> **Work to be completed**
Transcribe the whole listing below without changing a word, but leave out every image.

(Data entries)
________________________

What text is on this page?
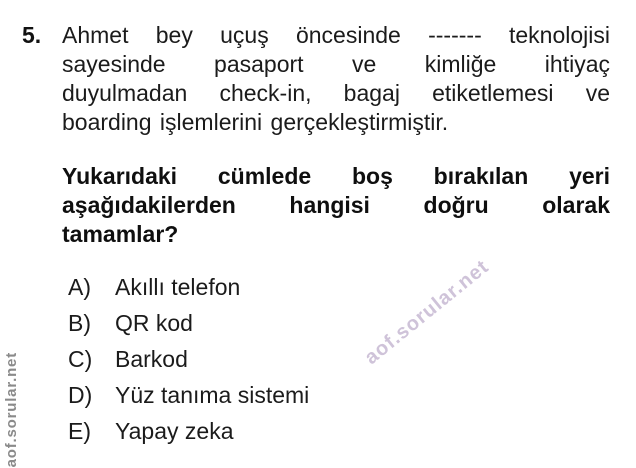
5. Ahmet bey uçuş öncesinde ------- teknolojisi
sayesinde pasaport ve kimliğe ihtiyaç
duyulmadan check-in, bagaj etiketlemesi ve
boarding işlemlerini gerçekleştirmiştir.
Yukarıdaki cümlede boş bırakılan yeri
aşağıdakilerden hangisi doğru olarak
tamamlar?
A)	Akıllı telefon
B)	QR kod
C) Barkod
D) Yüz tanıma sistemi
E)	Yapay zeka
aof.sorular.net
aof.sorular.net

________________________

> **Response**
What text is on this page?
5. Ahmet bey uçuş öncesinde ------- teknolojisi
sayesinde pasaport ve kimliğe ihtiyaç
duyulmadan check-in, bagaj etiketlemesi ve
boarding işlemlerini gerçekleştirmiştir.
Yukarıdaki cümlede boş bırakılan yeri
aşağıdakilerden hangisi doğru olarak
tamamlar?
A)	Akıllı telefon
B)	QR kod
C) Barkod
D) Yüz tanıma sistemi
E)	Yapay zeka
aof.sorular.net
aof.sorular.net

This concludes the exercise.